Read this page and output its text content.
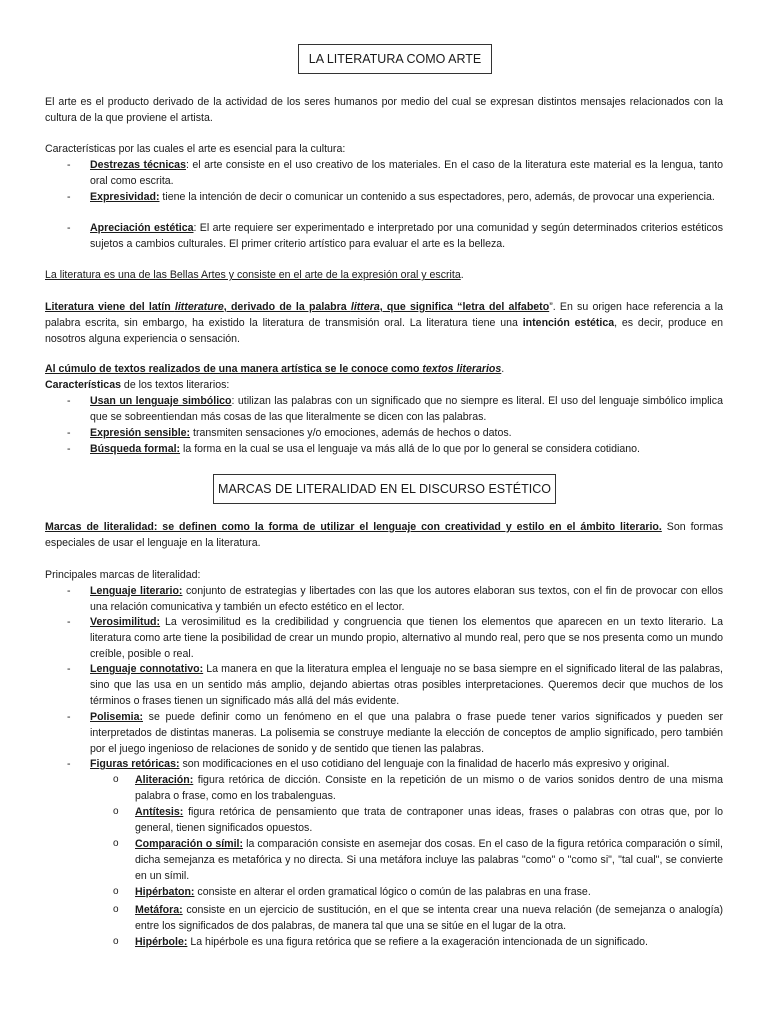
LA LITERATURA COMO ARTE

El arte es el producto derivado de la actividad de los seres humanos por medio del cual se expresan distintos mensajes relacionados con la cultura de la que proviene el artista.

Características por las cuales el arte es esencial para la cultura:

- Destrezas técnicas: el arte consiste en el uso creativo de los materiales. En el caso de la literatura este material es la lengua, tanto oral como escrita.

- Expresividad: tiene la intención de decir o comunicar un contenido a sus espectadores, pero, además, de provocar una experiencia.

- Apreciación estética: El arte requiere ser experimentado e interpretado por una comunidad y según determinados criterios estéticos sujetos a cambios culturales. El primer criterio artístico para evaluar el arte es la belleza.

La literatura es una de las Bellas Artes y consiste en el arte de la expresión oral y escrita.

Literatura viene del latín litterature, derivado de la palabra littera, que significa “letra del alfabeto”. En su origen hace referencia a la palabra escrita, sin embargo, ha existido la literatura de transmisión oral. La literatura tiene una intención estética, es decir, produce en nosotros alguna experiencia o sensación.

Al cúmulo de textos realizados de una manera artística se le conoce como textos literarios.

Características de los textos literarios:

- Usan un lenguaje simbólico: utilizan las palabras con un significado que no siempre es literal. El uso del lenguaje simbólico implica que se sobreentiendan más cosas de las que literalmente se dicen con las palabras.

- Expresión sensible: transmiten sensaciones y/o emociones, además de hechos o datos.

- Búsqueda formal: la forma en la cual se usa el lenguaje va más allá de lo que por lo general se considera cotidiano.

MARCAS DE LITERALIDAD EN EL DISCURSO ESTÉTICO

Marcas de literalidad: se definen como la forma de utilizar el lenguaje con creatividad y estilo en el ámbito literario. Son formas especiales de usar el lenguaje en la literatura.

Principales marcas de literalidad:

- Lenguaje literario: conjunto de estrategias y libertades con las que los autores elaboran sus textos, con el fin de provocar con ellos una relación comunicativa y también un efecto estético en el lector.

- Verosimilitud: La verosimilitud es la credibilidad y congruencia que tienen los elementos que aparecen en un texto literario. La literatura como arte tiene la posibilidad de crear un mundo propio, alternativo al mundo real, pero que se nos presenta como un mundo creíble, posible o real.

- Lenguaje connotativo: La manera en que la literatura emplea el lenguaje no se basa siempre en el significado literal de las palabras, sino que las usa en un sentido más amplio, dejando abiertas otras posibles interpretaciones. Queremos decir que muchos de los términos o frases tienen un significado más allá del más evidente.

- Polisemia: se puede definir como un fenómeno en el que una palabra o frase puede tener varios significados y pueden ser interpretados de distintas maneras. La polisemia se construye mediante la elección de conceptos de amplio significado, pero también por el juego ingenioso de relaciones de sonido y de sentido que tienen las palabras.

- Figuras retóricas: son modificaciones en el uso cotidiano del lenguaje con la finalidad de hacerlo más expresivo y original.

o Aliteración: figura retórica de dicción. Consiste en la repetición de un mismo o de varios sonidos dentro de una misma palabra o frase, como en los trabalenguas.

o Antítesis: figura retórica de pensamiento que trata de contraponer unas ideas, frases o palabras con otras que, por lo general, tienen significados opuestos.

o Comparación o símil: la comparación consiste en asemejar dos cosas. En el caso de la figura retórica comparación o símil, dicha semejanza es metafórica y no directa. Si una metáfora incluye las palabras "como" o "como si", "tal cual", se convierte en un símil.

o Hipérbaton: consiste en alterar el orden gramatical lógico o común de las palabras en una frase.

o Metáfora: consiste en un ejercicio de sustitución, en el que se intenta crear una nueva relación (de semejanza o analogía) entre los significados de dos palabras, de manera tal que una se sitúe en el lugar de la otra.

o Hipérbole: La hipérbole es una figura retórica que se refiere a la exageración intencionada de un significado.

To do
Please set down each line of the data above exactly as written, without the pictures.

Output of the task
Read this page and output its text content.
LA LITERATURA COMO ARTE

El arte es el producto derivado de la actividad de los seres humanos por medio del cual se expresan distintos mensajes relacionados con la cultura de la que proviene el artista.

Características por las cuales el arte es esencial para la cultura:

- Destrezas técnicas: el arte consiste en el uso creativo de los materiales. En el caso de la literatura este material es la lengua, tanto oral como escrita.

- Expresividad: tiene la intención de decir o comunicar un contenido a sus espectadores, pero, además, de provocar una experiencia.

- Apreciación estética: El arte requiere ser experimentado e interpretado por una comunidad y según determinados criterios estéticos sujetos a cambios culturales. El primer criterio artístico para evaluar el arte es la belleza.

La literatura es una de las Bellas Artes y consiste en el arte de la expresión oral y escrita.

Literatura viene del latín litterature, derivado de la palabra littera, que significa “letra del alfabeto”. En su origen hace referencia a la palabra escrita, sin embargo, ha existido la literatura de transmisión oral. La literatura tiene una intención estética, es decir, produce en nosotros alguna experiencia o sensación.

Al cúmulo de textos realizados de una manera artística se le conoce como textos literarios.

Características de los textos literarios:

- Usan un lenguaje simbólico: utilizan las palabras con un significado que no siempre es literal. El uso del lenguaje simbólico implica que se sobreentiendan más cosas de las que literalmente se dicen con las palabras.

- Expresión sensible: transmiten sensaciones y/o emociones, además de hechos o datos.

- Búsqueda formal: la forma en la cual se usa el lenguaje va más allá de lo que por lo general se considera cotidiano.

MARCAS DE LITERALIDAD EN EL DISCURSO ESTÉTICO

Marcas de literalidad: se definen como la forma de utilizar el lenguaje con creatividad y estilo en el ámbito literario. Son formas especiales de usar el lenguaje en la literatura.

Principales marcas de literalidad:

- Lenguaje literario: conjunto de estrategias y libertades con las que los autores elaboran sus textos, con el fin de provocar con ellos una relación comunicativa y también un efecto estético en el lector.

- Verosimilitud: La verosimilitud es la credibilidad y congruencia que tienen los elementos que aparecen en un texto literario. La literatura como arte tiene la posibilidad de crear un mundo propio, alternativo al mundo real, pero que se nos presenta como un mundo creíble, posible o real.

- Lenguaje connotativo: La manera en que la literatura emplea el lenguaje no se basa siempre en el significado literal de las palabras, sino que las usa en un sentido más amplio, dejando abiertas otras posibles interpretaciones. Queremos decir que muchos de los términos o frases tienen un significado más allá del más evidente.

- Polisemia: se puede definir como un fenómeno en el que una palabra o frase puede tener varios significados y pueden ser interpretados de distintas maneras. La polisemia se construye mediante la elección de conceptos de amplio significado, pero también por el juego ingenioso de relaciones de sonido y de sentido que tienen las palabras.

- Figuras retóricas: son modificaciones en el uso cotidiano del lenguaje con la finalidad de hacerlo más expresivo y original.

o Aliteración: figura retórica de dicción. Consiste en la repetición de un mismo o de varios sonidos dentro de una misma palabra o frase, como en los trabalenguas.

o Antítesis: figura retórica de pensamiento que trata de contraponer unas ideas, frases o palabras con otras que, por lo general, tienen significados opuestos.

o Comparación o símil: la comparación consiste en asemejar dos cosas. En el caso de la figura retórica comparación o símil, dicha semejanza es metafórica y no directa. Si una metáfora incluye las palabras "como" o "como si", "tal cual", se convierte en un símil.

o Hipérbaton: consiste en alterar el orden gramatical lógico o común de las palabras en una frase.

o Metáfora: consiste en un ejercicio de sustitución, en el que se intenta crear una nueva relación (de semejanza o analogía) entre los significados de dos palabras, de manera tal que una se sitúe en el lugar de la otra.

o Hipérbole: La hipérbole es una figura retórica que se refiere a la exageración intencionada de un significado.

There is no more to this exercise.